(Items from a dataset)

──────────

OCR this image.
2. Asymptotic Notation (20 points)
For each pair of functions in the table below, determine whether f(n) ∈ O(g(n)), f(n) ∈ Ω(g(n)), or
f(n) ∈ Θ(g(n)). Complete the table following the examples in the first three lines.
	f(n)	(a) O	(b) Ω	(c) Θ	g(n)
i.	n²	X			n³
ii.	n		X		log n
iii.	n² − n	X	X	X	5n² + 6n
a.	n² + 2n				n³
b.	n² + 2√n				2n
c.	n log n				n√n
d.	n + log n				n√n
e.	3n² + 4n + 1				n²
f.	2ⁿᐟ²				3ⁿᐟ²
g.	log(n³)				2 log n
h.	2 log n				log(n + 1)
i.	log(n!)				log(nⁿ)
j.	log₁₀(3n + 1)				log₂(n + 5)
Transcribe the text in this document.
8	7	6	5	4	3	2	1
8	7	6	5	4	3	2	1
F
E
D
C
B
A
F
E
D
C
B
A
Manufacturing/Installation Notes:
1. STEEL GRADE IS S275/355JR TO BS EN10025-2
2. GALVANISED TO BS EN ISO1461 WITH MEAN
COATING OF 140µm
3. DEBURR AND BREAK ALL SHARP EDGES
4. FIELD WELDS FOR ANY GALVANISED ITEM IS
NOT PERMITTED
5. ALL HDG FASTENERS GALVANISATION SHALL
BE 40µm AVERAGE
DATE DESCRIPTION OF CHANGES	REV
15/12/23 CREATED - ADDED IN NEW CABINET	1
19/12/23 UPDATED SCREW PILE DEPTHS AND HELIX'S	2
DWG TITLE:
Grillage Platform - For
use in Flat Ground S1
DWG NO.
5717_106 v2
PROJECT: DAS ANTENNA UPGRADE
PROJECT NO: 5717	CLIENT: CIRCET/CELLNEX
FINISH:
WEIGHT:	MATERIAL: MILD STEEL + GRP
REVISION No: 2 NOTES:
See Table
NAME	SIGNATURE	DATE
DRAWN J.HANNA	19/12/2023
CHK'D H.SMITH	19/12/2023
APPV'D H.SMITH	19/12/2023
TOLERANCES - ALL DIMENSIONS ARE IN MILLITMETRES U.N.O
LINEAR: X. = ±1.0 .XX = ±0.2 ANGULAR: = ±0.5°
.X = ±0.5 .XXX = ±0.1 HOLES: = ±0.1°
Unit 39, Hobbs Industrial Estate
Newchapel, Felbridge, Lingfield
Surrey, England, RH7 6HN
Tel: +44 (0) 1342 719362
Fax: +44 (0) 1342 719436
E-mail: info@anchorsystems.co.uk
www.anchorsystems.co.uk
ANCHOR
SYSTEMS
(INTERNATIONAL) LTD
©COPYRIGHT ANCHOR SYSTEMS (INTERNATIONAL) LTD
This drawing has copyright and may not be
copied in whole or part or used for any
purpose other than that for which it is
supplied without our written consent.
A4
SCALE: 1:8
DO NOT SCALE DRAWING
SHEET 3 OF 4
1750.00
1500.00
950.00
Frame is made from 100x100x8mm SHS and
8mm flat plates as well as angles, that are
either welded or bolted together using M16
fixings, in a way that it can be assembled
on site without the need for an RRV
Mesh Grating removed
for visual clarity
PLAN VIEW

──────────

Extract the full listing above without alteration.

OCR this image.
2. Asymptotic Notation (20 points)
For each pair of functions in the table below, determine whether f(n) ∈ O(g(n)), f(n) ∈ Ω(g(n)), or
f(n) ∈ Θ(g(n)). Complete the table following the examples in the first three lines.
	f(n)	(a) O	(b) Ω	(c) Θ	g(n)
i.	n²	X			n³
ii.	n		X		log n
iii.	n² − n	X	X	X	5n² + 6n
a.	n² + 2n				n³
b.	n² + 2√n				2n
c.	n log n				n√n
d.	n + log n				n√n
e.	3n² + 4n + 1				n²
f.	2ⁿᐟ²				3ⁿᐟ²
g.	log(n³)				2 log n
h.	2 log n				log(n + 1)
i.	log(n!)				log(nⁿ)
j.	log₁₀(3n + 1)				log₂(n + 5)
Transcribe the text in this document.
8	7	6	5	4	3	2	1
8	7	6	5	4	3	2	1
F
E
D
C
B
A
F
E
D
C
B
A
Manufacturing/Installation Notes:
1. STEEL GRADE IS S275/355JR TO BS EN10025-2
2. GALVANISED TO BS EN ISO1461 WITH MEAN
COATING OF 140µm
3. DEBURR AND BREAK ALL SHARP EDGES
4. FIELD WELDS FOR ANY GALVANISED ITEM IS
NOT PERMITTED
5. ALL HDG FASTENERS GALVANISATION SHALL
BE 40µm AVERAGE
DATE DESCRIPTION OF CHANGES	REV
15/12/23 CREATED - ADDED IN NEW CABINET	1
19/12/23 UPDATED SCREW PILE DEPTHS AND HELIX'S	2
DWG TITLE:
Grillage Platform - For
use in Flat Ground S1
DWG NO.
5717_106 v2
PROJECT: DAS ANTENNA UPGRADE
PROJECT NO: 5717	CLIENT: CIRCET/CELLNEX
FINISH:
WEIGHT:	MATERIAL: MILD STEEL + GRP
REVISION No: 2 NOTES:
See Table
NAME	SIGNATURE	DATE
DRAWN J.HANNA	19/12/2023
CHK'D H.SMITH	19/12/2023
APPV'D H.SMITH	19/12/2023
TOLERANCES - ALL DIMENSIONS ARE IN MILLITMETRES U.N.O
LINEAR: X. = ±1.0 .XX = ±0.2 ANGULAR: = ±0.5°
.X = ±0.5 .XXX = ±0.1 HOLES: = ±0.1°
Unit 39, Hobbs Industrial Estate
Newchapel, Felbridge, Lingfield
Surrey, England, RH7 6HN
Tel: +44 (0) 1342 719362
Fax: +44 (0) 1342 719436
E-mail: info@anchorsystems.co.uk
www.anchorsystems.co.uk
ANCHOR
SYSTEMS
(INTERNATIONAL) LTD
©COPYRIGHT ANCHOR SYSTEMS (INTERNATIONAL) LTD
This drawing has copyright and may not be
copied in whole or part or used for any
purpose other than that for which it is
supplied without our written consent.
A4
SCALE: 1:8
DO NOT SCALE DRAWING
SHEET 3 OF 4
1750.00
1500.00
950.00
Frame is made from 100x100x8mm SHS and
8mm flat plates as well as angles, that are
either welded or bolted together using M16
fixings, in a way that it can be assembled
on site without the need for an RRV
Mesh Grating removed
for visual clarity
PLAN VIEW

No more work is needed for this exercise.